— TASK GOAL —
Copy only those lines which run from the line containing "Extract all readable text from this page." to the end of the entries below, both inclusive, exactly as written and with no pictures.

— DATA EXTRACT —
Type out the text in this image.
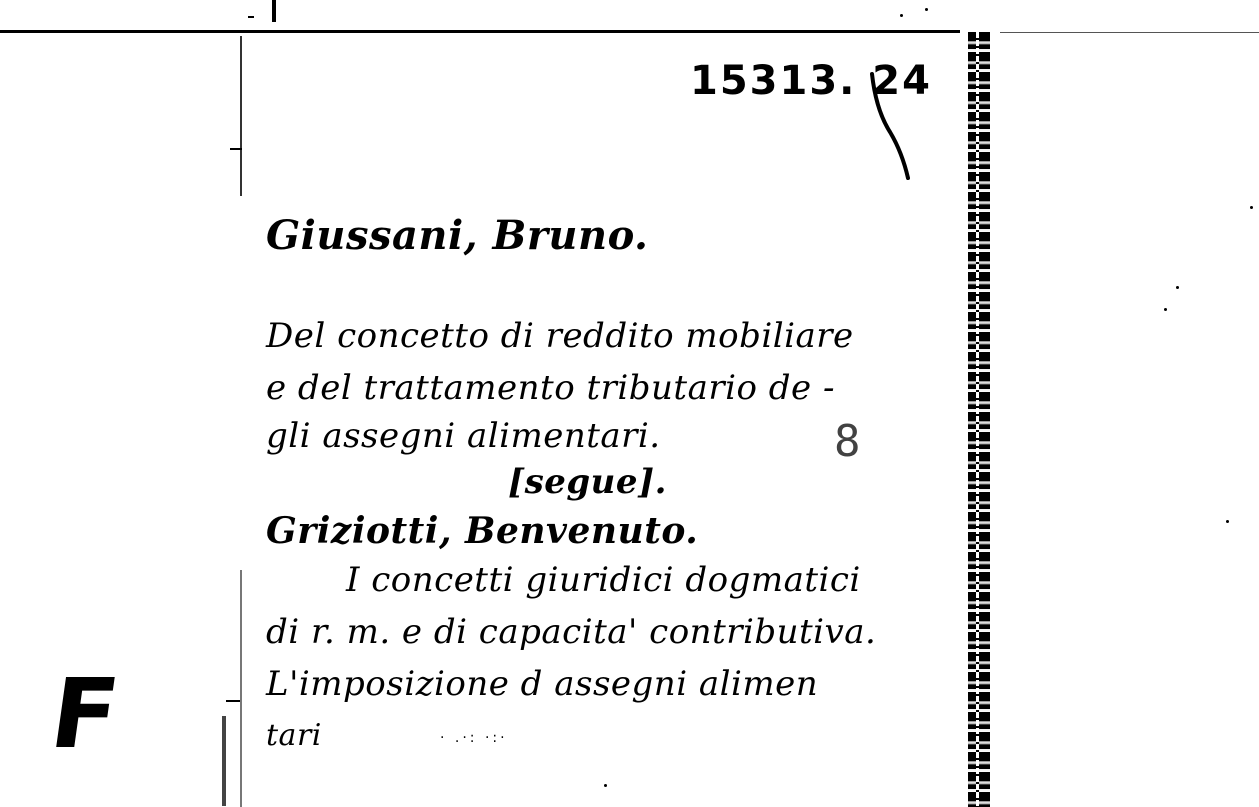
15313. 24
Giussani, Bruno.
Del concetto di reddito mobiliare
e del trattamento tributario de -
gli assegni alimentari.
[segue].
8
Griziotti, Benvenuto.
I concetti giuridici dogmatici
di r. m. e di capacita' contributiva.
L'imposizione d assegni alimen
tari	· .·: ·:·
F
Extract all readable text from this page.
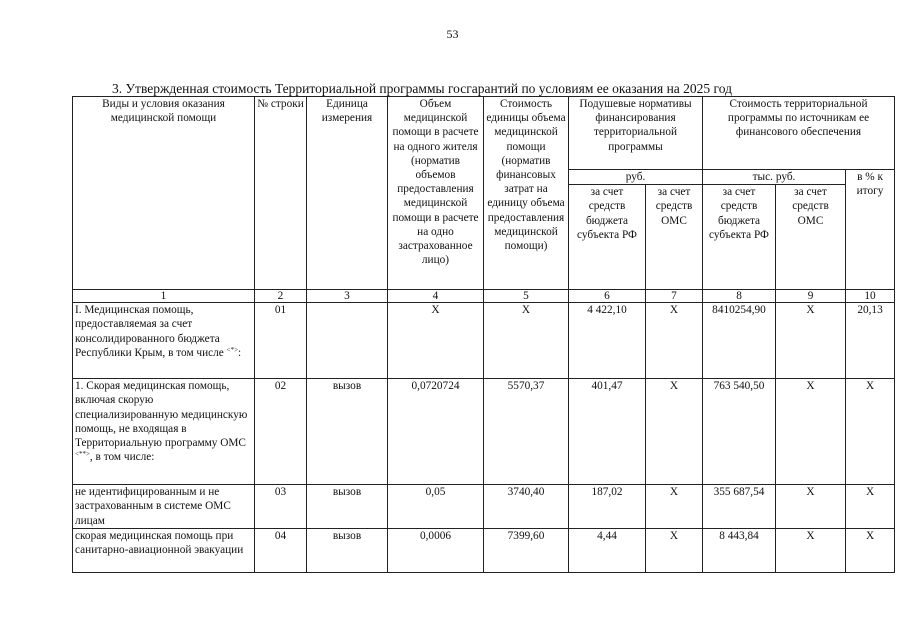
53
3. Утвержденная стоимость Территориальной программы госгарантий по условиям ее оказания на 2025 год
Виды и условия оказания медицинской помощи	№ строки	Единица измерения	Объем медицинской помощи в расчете на одного жителя (норматив объемов предоставления медицинской помощи в расчете на одно застрахованное лицо)	Стоимость единицы объема медицинской помощи (норматив финансовых затрат на единицу объема предоставления медицинской помощи)	Подушевые нормативы финансирования территориальной программы		Стоимость территориальной программы по источникам ее финансового обеспечения		
					руб.		тыс. руб.		в % к итогу
					за счет средств бюджета субъекта РФ	за счет средств ОМС	за счет средств бюджета субъекта РФ	за счет средств ОМС	
1	2	3	4	5	6	7	8	9	10
I. Медицинская помощь, предоставляемая за счет консолидированного бюджета Республики Крым, в том числе <*>:	01		X	X	4 422,10	X	8410254,90	X	20,13
1. Скорая медицинская помощь, включая скорую специализированную медицинскую помощь, не входящая в Территориальную программу ОМС <**>, в том числе:	02	вызов	0,0720724	5570,37	401,47	X	763 540,50	X	X
не идентифицированным и не застрахованным в системе ОМС лицам	03	вызов	0,05	3740,40	187,02	X	355 687,54	X	X
скорая медицинская помощь при санитарно-авиационной эвакуации	04	вызов	0,0006	7399,60	4,44	X	8 443,84	X	X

— EXERCISE RESULT —
Extract all readable text from this page.
53
3. Утвержденная стоимость Территориальной программы госгарантий по условиям ее оказания на 2025 год
Виды и условия оказания медицинской помощи	№ строки	Единица измерения	Объем медицинской помощи в расчете на одного жителя (норматив объемов предоставления медицинской помощи в расчете на одно застрахованное лицо)	Стоимость единицы объема медицинской помощи (норматив финансовых затрат на единицу объема предоставления медицинской помощи)	Подушевые нормативы финансирования территориальной программы		Стоимость территориальной программы по источникам ее финансового обеспечения		
					руб.		тыс. руб.		в % к итогу
					за счет средств бюджета субъекта РФ	за счет средств ОМС	за счет средств бюджета субъекта РФ	за счет средств ОМС	
1	2	3	4	5	6	7	8	9	10
I. Медицинская помощь, предоставляемая за счет консолидированного бюджета Республики Крым, в том числе <*>:	01		X	X	4 422,10	X	8410254,90	X	20,13
1. Скорая медицинская помощь, включая скорую специализированную медицинскую помощь, не входящая в Территориальную программу ОМС <**>, в том числе:	02	вызов	0,0720724	5570,37	401,47	X	763 540,50	X	X
не идентифицированным и не застрахованным в системе ОМС лицам	03	вызов	0,05	3740,40	187,02	X	355 687,54	X	X
скорая медицинская помощь при санитарно-авиационной эвакуации	04	вызов	0,0006	7399,60	4,44	X	8 443,84	X	X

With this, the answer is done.